>> start Given data
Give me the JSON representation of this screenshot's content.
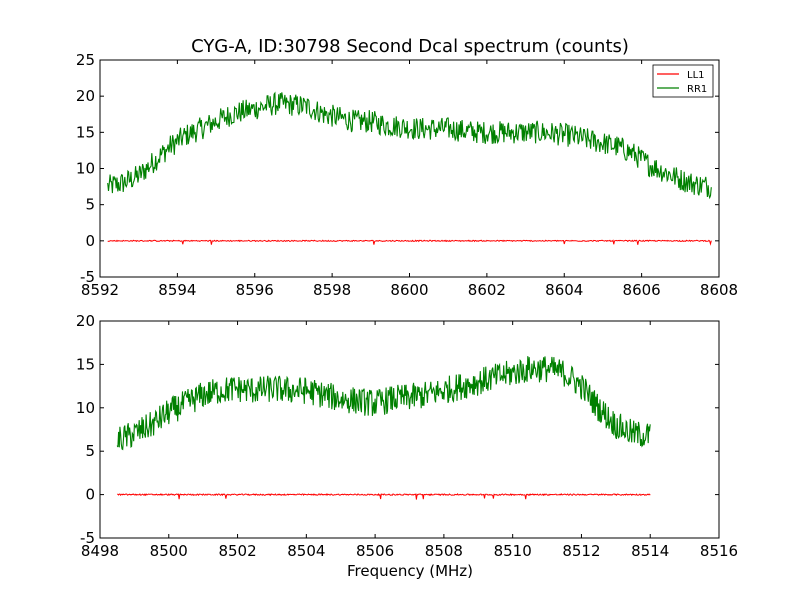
{
  "title": "CYG-A, ID:30798 Second Dcal spectrum (counts)",
  "colors": {
    "LL1": "#ff0000",
    "RR1": "#008000"
  },
  "chart_data": [
    {
      "type": "line",
      "xlim": [
        8592,
        8608
      ],
      "ylim": [
        -5,
        25
      ],
      "xticks": [
        8592,
        8594,
        8596,
        8598,
        8600,
        8602,
        8604,
        8606,
        8608
      ],
      "yticks": [
        -5,
        0,
        5,
        10,
        15,
        20,
        25
      ],
      "legend": {
        "position": "top-right",
        "entries": [
          "LL1",
          "RR1"
        ]
      },
      "series": [
        {
          "name": "RR1",
          "x": [
            8592.2,
            8592.6,
            8593.0,
            8593.4,
            8593.8,
            8594.2,
            8594.6,
            8595.0,
            8595.4,
            8595.8,
            8596.2,
            8596.6,
            8597.0,
            8597.4,
            8597.8,
            8598.2,
            8598.6,
            8599.0,
            8599.4,
            8599.8,
            8600.2,
            8600.6,
            8601.0,
            8601.4,
            8601.8,
            8602.2,
            8602.6,
            8603.0,
            8603.4,
            8603.8,
            8604.2,
            8604.6,
            8605.0,
            8605.4,
            8605.8,
            8606.2,
            8606.6,
            8607.0,
            8607.4,
            8607.8
          ],
          "values": [
            7.5,
            8.0,
            9.0,
            11.0,
            13.0,
            14.5,
            15.5,
            16.5,
            17.5,
            18.0,
            18.5,
            19.0,
            18.8,
            18.5,
            17.5,
            17.0,
            16.5,
            16.5,
            16.0,
            15.8,
            15.5,
            15.5,
            15.5,
            15.2,
            15.0,
            15.0,
            15.0,
            15.0,
            15.0,
            14.8,
            14.5,
            14.0,
            13.5,
            13.0,
            12.0,
            10.5,
            9.5,
            8.5,
            7.8,
            7.5
          ]
        },
        {
          "name": "LL1",
          "x": [
            8592.2,
            8607.8
          ],
          "values": [
            0,
            0
          ]
        }
      ]
    },
    {
      "type": "line",
      "xlim": [
        8498,
        8516
      ],
      "ylim": [
        -5,
        20
      ],
      "xticks": [
        8498,
        8500,
        8502,
        8504,
        8506,
        8508,
        8510,
        8512,
        8514,
        8516
      ],
      "yticks": [
        -5,
        0,
        5,
        10,
        15,
        20
      ],
      "xlabel": "Frequency (MHz)",
      "series": [
        {
          "name": "RR1",
          "x": [
            8498.5,
            8499.0,
            8499.5,
            8500.0,
            8500.5,
            8501.0,
            8501.5,
            8502.0,
            8502.5,
            8503.0,
            8503.5,
            8504.0,
            8504.5,
            8505.0,
            8505.5,
            8506.0,
            8506.5,
            8507.0,
            8507.5,
            8508.0,
            8508.5,
            8509.0,
            8509.5,
            8510.0,
            8510.5,
            8511.0,
            8511.5,
            8512.0,
            8512.5,
            8513.0,
            8513.5,
            8514.0
          ],
          "values": [
            6.2,
            7.0,
            8.0,
            9.5,
            10.5,
            11.5,
            12.0,
            12.2,
            12.0,
            12.2,
            12.0,
            12.0,
            11.5,
            11.0,
            10.8,
            10.5,
            11.0,
            11.2,
            11.5,
            12.0,
            12.5,
            13.0,
            13.5,
            14.0,
            14.5,
            14.5,
            14.0,
            12.5,
            10.0,
            8.0,
            7.0,
            6.8
          ]
        },
        {
          "name": "LL1",
          "x": [
            8498.5,
            8514.0
          ],
          "values": [
            0,
            0
          ]
        }
      ]
    }
  ]
}
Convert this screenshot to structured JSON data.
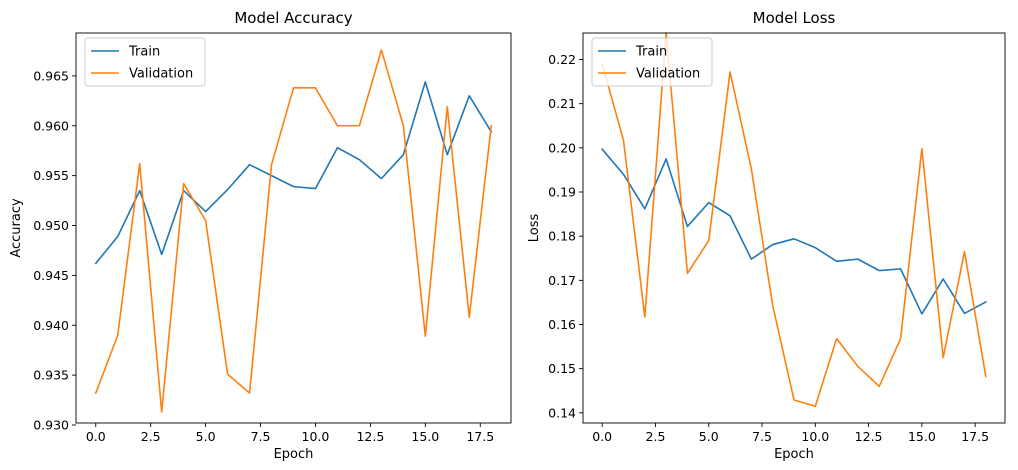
{
  "chart_data": [
    {
      "type": "line",
      "title": "Model Accuracy",
      "xlabel": "Epoch",
      "ylabel": "Accuracy",
      "xlim": [
        -0.9,
        18.9
      ],
      "ylim": [
        0.9302,
        0.9693
      ],
      "xticks": [
        0.0,
        2.5,
        5.0,
        7.5,
        10.0,
        12.5,
        15.0,
        17.5
      ],
      "xtick_labels": [
        "0.0",
        "2.5",
        "5.0",
        "7.5",
        "10.0",
        "12.5",
        "15.0",
        "17.5"
      ],
      "yticks": [
        0.93,
        0.935,
        0.94,
        0.945,
        0.95,
        0.955,
        0.96,
        0.965
      ],
      "ytick_labels": [
        "0.930",
        "0.935",
        "0.940",
        "0.945",
        "0.950",
        "0.955",
        "0.960",
        "0.965"
      ],
      "grid": false,
      "legend_position": "upper-left",
      "x": [
        0,
        1,
        2,
        3,
        4,
        5,
        6,
        7,
        8,
        9,
        10,
        11,
        12,
        13,
        14,
        15,
        16,
        17,
        18
      ],
      "series": [
        {
          "name": "Train",
          "color": "#1f77b4",
          "values": [
            0.9462,
            0.9489,
            0.9535,
            0.9471,
            0.9535,
            0.9514,
            0.9536,
            0.9561,
            0.955,
            0.9539,
            0.9537,
            0.9578,
            0.9566,
            0.9547,
            0.9571,
            0.9644,
            0.9571,
            0.963,
            0.9594
          ]
        },
        {
          "name": "Validation",
          "color": "#ff7f0e",
          "values": [
            0.9332,
            0.939,
            0.9562,
            0.9313,
            0.9542,
            0.9505,
            0.9351,
            0.9332,
            0.9561,
            0.9638,
            0.9638,
            0.96,
            0.96,
            0.9676,
            0.96,
            0.9389,
            0.9619,
            0.9408,
            0.96
          ]
        }
      ]
    },
    {
      "type": "line",
      "title": "Model Loss",
      "xlabel": "Epoch",
      "ylabel": "Loss",
      "xlim": [
        -0.9,
        18.9
      ],
      "ylim": [
        0.1377,
        0.226
      ],
      "xticks": [
        0.0,
        2.5,
        5.0,
        7.5,
        10.0,
        12.5,
        15.0,
        17.5
      ],
      "xtick_labels": [
        "0.0",
        "2.5",
        "5.0",
        "7.5",
        "10.0",
        "12.5",
        "15.0",
        "17.5"
      ],
      "yticks": [
        0.14,
        0.15,
        0.16,
        0.17,
        0.18,
        0.19,
        0.2,
        0.21,
        0.22
      ],
      "ytick_labels": [
        "0.14",
        "0.15",
        "0.16",
        "0.17",
        "0.18",
        "0.19",
        "0.20",
        "0.21",
        "0.22"
      ],
      "grid": false,
      "legend_position": "upper-left",
      "x": [
        0,
        1,
        2,
        3,
        4,
        5,
        6,
        7,
        8,
        9,
        10,
        11,
        12,
        13,
        14,
        15,
        16,
        17,
        18
      ],
      "series": [
        {
          "name": "Train",
          "color": "#1f77b4",
          "values": [
            0.1997,
            0.194,
            0.1862,
            0.1975,
            0.1822,
            0.1876,
            0.1846,
            0.1748,
            0.1781,
            0.1794,
            0.1774,
            0.1743,
            0.1748,
            0.1722,
            0.1726,
            0.1624,
            0.1703,
            0.1625,
            0.1651
          ]
        },
        {
          "name": "Validation",
          "color": "#ff7f0e",
          "values": [
            0.219,
            0.2017,
            0.1617,
            0.226,
            0.1716,
            0.179,
            0.2172,
            0.1952,
            0.1643,
            0.1429,
            0.1415,
            0.1568,
            0.1505,
            0.146,
            0.1568,
            0.1998,
            0.1525,
            0.1765,
            0.1482
          ]
        }
      ]
    }
  ]
}
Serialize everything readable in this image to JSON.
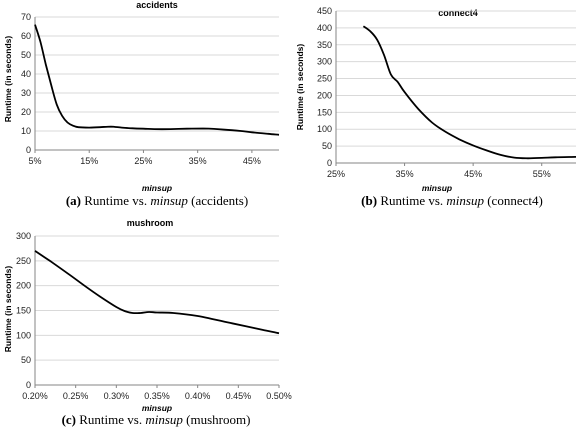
{
  "chart_data": [
    {
      "type": "line",
      "title": "accidents",
      "xlabel": "minsup",
      "ylabel": "Runtime (in seconds)",
      "xlim": [
        5,
        50
      ],
      "ylim": [
        0,
        70
      ],
      "x_ticks": [
        "5%",
        "15%",
        "25%",
        "35%",
        "45%"
      ],
      "y_ticks": [
        "0",
        "10",
        "20",
        "30",
        "40",
        "50",
        "60",
        "70"
      ],
      "x": [
        5,
        6,
        7,
        8,
        9,
        10,
        11,
        12,
        13,
        15,
        17,
        19,
        21,
        23,
        25,
        27,
        30,
        33,
        36,
        38,
        40,
        43,
        45,
        48,
        50
      ],
      "values": [
        66,
        57,
        45,
        34,
        24,
        18,
        14.5,
        12.8,
        12,
        11.8,
        12,
        12.3,
        11.8,
        11.4,
        11.2,
        11,
        11,
        11.2,
        11.3,
        11.1,
        10.7,
        10,
        9.3,
        8.5,
        8
      ],
      "caption": {
        "label": "(a)",
        "prefix": "Runtime vs. ",
        "emph": "minsup",
        "suffix": " (accidents)"
      }
    },
    {
      "type": "line",
      "title": "connect4",
      "xlabel": "minsup",
      "ylabel": "Runtime (in seconds)",
      "xlim": [
        25,
        60
      ],
      "ylim": [
        0,
        450
      ],
      "x_ticks": [
        "25%",
        "35%",
        "45%",
        "55%"
      ],
      "y_ticks": [
        "0",
        "50",
        "100",
        "150",
        "200",
        "250",
        "300",
        "350",
        "400",
        "450"
      ],
      "x": [
        29,
        30,
        31,
        32,
        33,
        34,
        35,
        37,
        39,
        41,
        43,
        45,
        47,
        49,
        51,
        53,
        55,
        57,
        60
      ],
      "values": [
        405,
        390,
        365,
        320,
        262,
        240,
        210,
        160,
        120,
        92,
        70,
        52,
        37,
        24,
        16,
        14,
        15,
        17,
        18
      ],
      "caption": {
        "label": "(b)",
        "prefix": "Runtime vs. ",
        "emph": "minsup",
        "suffix": " (connect4)"
      }
    },
    {
      "type": "line",
      "title": "mushroom",
      "xlabel": "minsup",
      "ylabel": "Runtime (in seconds)",
      "xlim": [
        0.2,
        0.5
      ],
      "ylim": [
        0,
        300
      ],
      "x_ticks": [
        "0.20%",
        "0.25%",
        "0.30%",
        "0.35%",
        "0.40%",
        "0.45%",
        "0.50%"
      ],
      "y_ticks": [
        "0",
        "50",
        "100",
        "150",
        "200",
        "250",
        "300"
      ],
      "x": [
        0.2,
        0.22,
        0.24,
        0.26,
        0.28,
        0.3,
        0.31,
        0.32,
        0.33,
        0.34,
        0.35,
        0.37,
        0.4,
        0.42,
        0.44,
        0.46,
        0.48,
        0.5
      ],
      "values": [
        270,
        248,
        225,
        201,
        178,
        157,
        149,
        145,
        145,
        147,
        146,
        145,
        139,
        132,
        125,
        118,
        111,
        104
      ],
      "caption": {
        "label": "(c)",
        "prefix": "Runtime vs. ",
        "emph": "minsup",
        "suffix": " (mushroom)"
      }
    }
  ]
}
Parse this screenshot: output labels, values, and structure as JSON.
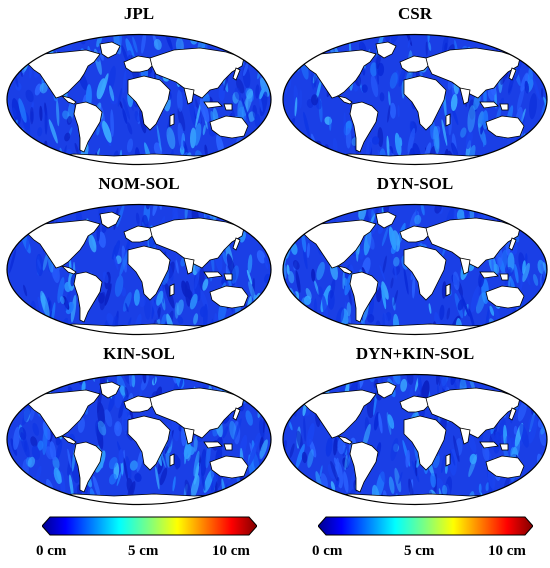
{
  "panels": [
    {
      "title": "JPL"
    },
    {
      "title": "CSR"
    },
    {
      "title": "NOM-SOL"
    },
    {
      "title": "DYN-SOL"
    },
    {
      "title": "KIN-SOL"
    },
    {
      "title": "DYN+KIN-SOL"
    }
  ],
  "colorbar": {
    "colormap": "jet",
    "range": [
      0,
      10
    ],
    "ticks": [
      "0 cm",
      "5 cm",
      "10 cm"
    ]
  },
  "colors": {
    "ocean_base": "#1a3fe6",
    "land": "#ffffff",
    "coast": "#000000"
  }
}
>> end Given data
Goal of the exercise: Locate all lines in the listing above with the word "Model". Copy them.

Expected answer:
      "title": "Model Accuracy",
      "title": "Model Loss",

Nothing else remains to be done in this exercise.